[Exercise directions]
Copy each of the items below, keeping every character unchanged.
— START Data supplied —
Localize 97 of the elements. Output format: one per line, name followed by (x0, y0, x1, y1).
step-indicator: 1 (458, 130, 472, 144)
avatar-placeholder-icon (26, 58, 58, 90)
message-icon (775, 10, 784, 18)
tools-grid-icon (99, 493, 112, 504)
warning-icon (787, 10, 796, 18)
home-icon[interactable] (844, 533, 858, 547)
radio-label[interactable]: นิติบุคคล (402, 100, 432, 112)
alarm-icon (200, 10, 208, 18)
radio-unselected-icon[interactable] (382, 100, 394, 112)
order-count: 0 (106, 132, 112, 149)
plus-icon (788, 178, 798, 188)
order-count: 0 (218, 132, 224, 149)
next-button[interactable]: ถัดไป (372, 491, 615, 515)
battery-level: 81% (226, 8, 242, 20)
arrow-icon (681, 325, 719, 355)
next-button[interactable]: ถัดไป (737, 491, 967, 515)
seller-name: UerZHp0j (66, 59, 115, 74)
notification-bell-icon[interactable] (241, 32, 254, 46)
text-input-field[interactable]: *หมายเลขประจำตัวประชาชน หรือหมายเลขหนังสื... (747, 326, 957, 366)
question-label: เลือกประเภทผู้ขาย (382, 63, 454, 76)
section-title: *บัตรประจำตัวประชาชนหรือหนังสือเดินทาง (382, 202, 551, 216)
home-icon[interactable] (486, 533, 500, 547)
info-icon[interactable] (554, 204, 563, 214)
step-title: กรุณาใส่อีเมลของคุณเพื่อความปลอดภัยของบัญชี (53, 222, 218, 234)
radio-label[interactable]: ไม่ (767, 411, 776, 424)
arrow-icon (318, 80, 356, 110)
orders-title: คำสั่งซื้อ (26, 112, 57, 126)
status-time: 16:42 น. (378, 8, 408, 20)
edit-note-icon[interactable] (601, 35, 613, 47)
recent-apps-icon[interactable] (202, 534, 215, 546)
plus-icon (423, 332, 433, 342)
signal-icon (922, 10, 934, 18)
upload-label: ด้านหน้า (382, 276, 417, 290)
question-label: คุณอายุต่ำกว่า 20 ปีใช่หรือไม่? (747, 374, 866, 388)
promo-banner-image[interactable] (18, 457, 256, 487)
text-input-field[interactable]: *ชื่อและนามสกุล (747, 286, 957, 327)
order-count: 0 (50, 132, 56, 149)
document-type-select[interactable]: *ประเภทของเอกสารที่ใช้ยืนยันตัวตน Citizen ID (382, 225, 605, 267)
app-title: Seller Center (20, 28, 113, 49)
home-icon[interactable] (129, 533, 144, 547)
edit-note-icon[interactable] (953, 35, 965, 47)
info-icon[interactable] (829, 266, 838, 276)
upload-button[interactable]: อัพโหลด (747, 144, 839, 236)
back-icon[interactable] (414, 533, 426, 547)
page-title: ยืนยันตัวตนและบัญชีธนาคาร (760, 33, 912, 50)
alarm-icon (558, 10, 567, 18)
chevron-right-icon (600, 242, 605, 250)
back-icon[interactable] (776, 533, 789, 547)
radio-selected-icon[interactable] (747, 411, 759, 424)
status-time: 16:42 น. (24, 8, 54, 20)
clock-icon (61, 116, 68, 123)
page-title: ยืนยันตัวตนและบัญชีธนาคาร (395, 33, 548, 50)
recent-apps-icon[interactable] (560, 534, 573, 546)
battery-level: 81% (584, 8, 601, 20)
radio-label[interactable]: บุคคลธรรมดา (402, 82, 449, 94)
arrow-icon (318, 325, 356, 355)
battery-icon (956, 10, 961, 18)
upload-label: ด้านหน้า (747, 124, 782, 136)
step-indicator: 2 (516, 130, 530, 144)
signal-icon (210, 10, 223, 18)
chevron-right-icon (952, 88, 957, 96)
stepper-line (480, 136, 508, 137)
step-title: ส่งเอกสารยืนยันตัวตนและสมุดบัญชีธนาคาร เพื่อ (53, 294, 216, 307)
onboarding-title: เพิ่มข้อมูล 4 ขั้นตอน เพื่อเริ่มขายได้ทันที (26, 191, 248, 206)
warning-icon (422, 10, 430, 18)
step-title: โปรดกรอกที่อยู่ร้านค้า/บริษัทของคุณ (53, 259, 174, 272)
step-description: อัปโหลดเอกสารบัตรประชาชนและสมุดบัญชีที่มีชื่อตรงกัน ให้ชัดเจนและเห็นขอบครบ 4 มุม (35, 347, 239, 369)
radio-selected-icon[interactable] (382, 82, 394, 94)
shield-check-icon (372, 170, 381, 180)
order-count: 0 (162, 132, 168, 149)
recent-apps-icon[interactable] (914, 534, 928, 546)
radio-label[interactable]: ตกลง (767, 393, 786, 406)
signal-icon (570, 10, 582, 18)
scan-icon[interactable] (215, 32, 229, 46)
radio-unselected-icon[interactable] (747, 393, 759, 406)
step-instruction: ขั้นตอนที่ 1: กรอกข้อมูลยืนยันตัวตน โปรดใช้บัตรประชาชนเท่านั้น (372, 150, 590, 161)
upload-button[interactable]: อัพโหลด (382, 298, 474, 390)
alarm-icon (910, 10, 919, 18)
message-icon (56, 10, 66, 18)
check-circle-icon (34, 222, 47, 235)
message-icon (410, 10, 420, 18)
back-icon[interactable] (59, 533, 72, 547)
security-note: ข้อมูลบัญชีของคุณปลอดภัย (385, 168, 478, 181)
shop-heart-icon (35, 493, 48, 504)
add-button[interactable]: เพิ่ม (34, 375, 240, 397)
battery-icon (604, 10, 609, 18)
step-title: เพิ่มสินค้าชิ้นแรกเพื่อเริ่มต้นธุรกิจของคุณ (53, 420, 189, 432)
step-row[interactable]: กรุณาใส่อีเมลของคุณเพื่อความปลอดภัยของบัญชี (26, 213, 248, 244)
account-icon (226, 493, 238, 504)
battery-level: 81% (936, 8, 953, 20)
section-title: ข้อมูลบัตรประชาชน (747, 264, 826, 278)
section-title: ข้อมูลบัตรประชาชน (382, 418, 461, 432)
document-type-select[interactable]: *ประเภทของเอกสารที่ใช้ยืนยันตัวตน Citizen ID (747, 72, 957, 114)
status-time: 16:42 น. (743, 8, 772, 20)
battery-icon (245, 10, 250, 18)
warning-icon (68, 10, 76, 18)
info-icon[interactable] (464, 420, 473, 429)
— END Data supplied —
[Response to the exercise]
Localize 97 of the elements. Output format: one per line, name followed by (x0, y0, x1, y1).
step-indicator: 1 (458, 130, 472, 144)
avatar-placeholder-icon (26, 58, 58, 90)
message-icon (775, 10, 784, 18)
tools-grid-icon (99, 493, 112, 504)
warning-icon (787, 10, 796, 18)
home-icon[interactable] (844, 533, 858, 547)
radio-label[interactable]: นิติบุคคล (402, 100, 432, 112)
alarm-icon (200, 10, 208, 18)
radio-unselected-icon[interactable] (382, 100, 394, 112)
order-count: 0 (106, 132, 112, 149)
plus-icon (788, 178, 798, 188)
order-count: 0 (218, 132, 224, 149)
next-button[interactable]: ถัดไป (372, 491, 615, 515)
battery-level: 81% (226, 8, 242, 20)
arrow-icon (681, 325, 719, 355)
next-button[interactable]: ถัดไป (737, 491, 967, 515)
seller-name: UerZHp0j (66, 59, 115, 74)
notification-bell-icon[interactable] (241, 32, 254, 46)
text-input-field[interactable]: *หมายเลขประจำตัวประชาชน หรือหมายเลขหนังสื... (747, 326, 957, 366)
question-label: เลือกประเภทผู้ขาย (382, 63, 454, 76)
section-title: *บัตรประจำตัวประชาชนหรือหนังสือเดินทาง (382, 202, 551, 216)
home-icon[interactable] (486, 533, 500, 547)
info-icon[interactable] (554, 204, 563, 214)
step-title: กรุณาใส่อีเมลของคุณเพื่อความปลอดภัยของบัญชี (53, 222, 218, 234)
radio-label[interactable]: ไม่ (767, 411, 776, 424)
arrow-icon (318, 80, 356, 110)
orders-title: คำสั่งซื้อ (26, 112, 57, 126)
status-time: 16:42 น. (378, 8, 408, 20)
edit-note-icon[interactable] (601, 35, 613, 47)
recent-apps-icon[interactable] (202, 534, 215, 546)
plus-icon (423, 332, 433, 342)
signal-icon (922, 10, 934, 18)
upload-label: ด้านหน้า (382, 276, 417, 290)
question-label: คุณอายุต่ำกว่า 20 ปีใช่หรือไม่? (747, 374, 866, 388)
promo-banner-image[interactable] (18, 457, 256, 487)
text-input-field[interactable]: *ชื่อและนามสกุล (747, 286, 957, 327)
order-count: 0 (50, 132, 56, 149)
document-type-select[interactable]: *ประเภทของเอกสารที่ใช้ยืนยันตัวตน Citizen ID (382, 225, 605, 267)
app-title: Seller Center (20, 28, 113, 49)
home-icon[interactable] (129, 533, 144, 547)
edit-note-icon[interactable] (953, 35, 965, 47)
info-icon[interactable] (829, 266, 838, 276)
upload-button[interactable]: อัพโหลด (747, 144, 839, 236)
back-icon[interactable] (414, 533, 426, 547)
page-title: ยืนยันตัวตนและบัญชีธนาคาร (760, 33, 912, 50)
alarm-icon (558, 10, 567, 18)
chevron-right-icon (600, 242, 605, 250)
back-icon[interactable] (776, 533, 789, 547)
radio-selected-icon[interactable] (747, 411, 759, 424)
status-time: 16:42 น. (24, 8, 54, 20)
clock-icon (61, 116, 68, 123)
page-title: ยืนยันตัวตนและบัญชีธนาคาร (395, 33, 548, 50)
recent-apps-icon[interactable] (560, 534, 573, 546)
battery-level: 81% (584, 8, 601, 20)
radio-label[interactable]: บุคคลธรรมดา (402, 82, 449, 94)
arrow-icon (318, 325, 356, 355)
battery-icon (956, 10, 961, 18)
upload-label: ด้านหน้า (747, 124, 782, 136)
step-indicator: 2 (516, 130, 530, 144)
signal-icon (210, 10, 223, 18)
chevron-right-icon (952, 88, 957, 96)
stepper-line (480, 136, 508, 137)
step-title: ส่งเอกสารยืนยันตัวตนและสมุดบัญชีธนาคาร เพื่อ (53, 294, 216, 307)
onboarding-title: เพิ่มข้อมูล 4 ขั้นตอน เพื่อเริ่มขายได้ทันที (26, 191, 248, 206)
warning-icon (422, 10, 430, 18)
step-title: โปรดกรอกที่อยู่ร้านค้า/บริษัทของคุณ (53, 259, 174, 272)
step-description: อัปโหลดเอกสารบัตรประชาชนและสมุดบัญชีที่มีชื่อตรงกัน ให้ชัดเจนและเห็นขอบครบ 4 มุม (35, 347, 239, 369)
radio-selected-icon[interactable] (382, 82, 394, 94)
shield-check-icon (372, 170, 381, 180)
order-count: 0 (162, 132, 168, 149)
recent-apps-icon[interactable] (914, 534, 928, 546)
radio-label[interactable]: ตกลง (767, 393, 786, 406)
signal-icon (570, 10, 582, 18)
scan-icon[interactable] (215, 32, 229, 46)
radio-unselected-icon[interactable] (747, 393, 759, 406)
step-instruction: ขั้นตอนที่ 1: กรอกข้อมูลยืนยันตัวตน โปรดใช้บัตรประชาชนเท่านั้น (372, 150, 590, 161)
upload-button[interactable]: อัพโหลด (382, 298, 474, 390)
alarm-icon (910, 10, 919, 18)
message-icon (56, 10, 66, 18)
check-circle-icon (34, 222, 47, 235)
message-icon (410, 10, 420, 18)
back-icon[interactable] (59, 533, 72, 547)
security-note: ข้อมูลบัญชีของคุณปลอดภัย (385, 168, 478, 181)
shop-heart-icon (35, 493, 48, 504)
add-button[interactable]: เพิ่ม (34, 375, 240, 397)
battery-icon (604, 10, 609, 18)
step-title: เพิ่มสินค้าชิ้นแรกเพื่อเริ่มต้นธุรกิจของคุณ (53, 420, 189, 432)
step-row[interactable]: กรุณาใส่อีเมลของคุณเพื่อความปลอดภัยของบัญชี (26, 213, 248, 244)
account-icon (226, 493, 238, 504)
battery-level: 81% (936, 8, 953, 20)
section-title: ข้อมูลบัตรประชาชน (747, 264, 826, 278)
section-title: ข้อมูลบัตรประชาชน (382, 418, 461, 432)
document-type-select[interactable]: *ประเภทของเอกสารที่ใช้ยืนยันตัวตน Citizen ID (747, 72, 957, 114)
status-time: 16:42 น. (743, 8, 772, 20)
battery-icon (245, 10, 250, 18)
warning-icon (68, 10, 76, 18)
info-icon[interactable] (464, 420, 473, 429)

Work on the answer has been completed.